* **Exercise requirements**
All entries below are to be set down again, identical to the source.

* **Data for the task**
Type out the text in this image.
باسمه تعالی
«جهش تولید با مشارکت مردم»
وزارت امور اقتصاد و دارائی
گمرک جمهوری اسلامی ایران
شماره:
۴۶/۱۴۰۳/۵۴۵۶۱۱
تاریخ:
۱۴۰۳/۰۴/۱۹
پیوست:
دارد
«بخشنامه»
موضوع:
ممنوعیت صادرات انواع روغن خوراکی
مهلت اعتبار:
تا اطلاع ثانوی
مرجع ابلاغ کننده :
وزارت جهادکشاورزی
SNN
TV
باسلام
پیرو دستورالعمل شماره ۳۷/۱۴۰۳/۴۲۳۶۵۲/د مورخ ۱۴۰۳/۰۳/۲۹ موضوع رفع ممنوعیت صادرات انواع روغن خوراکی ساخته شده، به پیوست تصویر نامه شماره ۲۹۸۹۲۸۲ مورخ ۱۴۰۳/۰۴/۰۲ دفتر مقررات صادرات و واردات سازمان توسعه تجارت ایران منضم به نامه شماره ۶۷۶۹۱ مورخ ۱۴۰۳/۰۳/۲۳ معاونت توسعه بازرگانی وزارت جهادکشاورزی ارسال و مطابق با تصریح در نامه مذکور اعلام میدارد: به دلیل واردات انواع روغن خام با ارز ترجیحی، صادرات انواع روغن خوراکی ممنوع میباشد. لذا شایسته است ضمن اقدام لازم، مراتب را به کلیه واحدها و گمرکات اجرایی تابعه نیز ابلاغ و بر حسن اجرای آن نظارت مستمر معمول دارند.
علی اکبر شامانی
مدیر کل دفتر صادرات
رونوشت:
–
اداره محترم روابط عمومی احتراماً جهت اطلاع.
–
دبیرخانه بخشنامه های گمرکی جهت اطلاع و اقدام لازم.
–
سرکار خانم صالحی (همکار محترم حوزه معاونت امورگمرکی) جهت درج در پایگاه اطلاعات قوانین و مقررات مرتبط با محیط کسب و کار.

* **Correct answer**
Type out the text in this image.
باسمه تعالی
«جهش تولید با مشارکت مردم»
وزارت امور اقتصاد و دارائی
گمرک جمهوری اسلامی ایران
شماره:
۴۶/۱۴۰۳/۵۴۵۶۱۱
تاریخ:
۱۴۰۳/۰۴/۱۹
پیوست:
دارد
«بخشنامه»
موضوع:
ممنوعیت صادرات انواع روغن خوراکی
مهلت اعتبار:
تا اطلاع ثانوی
مرجع ابلاغ کننده :
وزارت جهادکشاورزی
SNN
TV
باسلام
پیرو دستورالعمل شماره ۳۷/۱۴۰۳/۴۲۳۶۵۲/د مورخ ۱۴۰۳/۰۳/۲۹ موضوع رفع ممنوعیت صادرات انواع روغن خوراکی ساخته شده، به پیوست تصویر نامه شماره ۲۹۸۹۲۸۲ مورخ ۱۴۰۳/۰۴/۰۲ دفتر مقررات صادرات و واردات سازمان توسعه تجارت ایران منضم به نامه شماره ۶۷۶۹۱ مورخ ۱۴۰۳/۰۳/۲۳ معاونت توسعه بازرگانی وزارت جهادکشاورزی ارسال و مطابق با تصریح در نامه مذکور اعلام میدارد: به دلیل واردات انواع روغن خام با ارز ترجیحی، صادرات انواع روغن خوراکی ممنوع میباشد. لذا شایسته است ضمن اقدام لازم، مراتب را به کلیه واحدها و گمرکات اجرایی تابعه نیز ابلاغ و بر حسن اجرای آن نظارت مستمر معمول دارند.
علی اکبر شامانی
مدیر کل دفتر صادرات
رونوشت:
–
اداره محترم روابط عمومی احتراماً جهت اطلاع.
–
دبیرخانه بخشنامه های گمرکی جهت اطلاع و اقدام لازم.
–
سرکار خانم صالحی (همکار محترم حوزه معاونت امورگمرکی) جهت درج در پایگاه اطلاعات قوانین و مقررات مرتبط با محیط کسب و کار.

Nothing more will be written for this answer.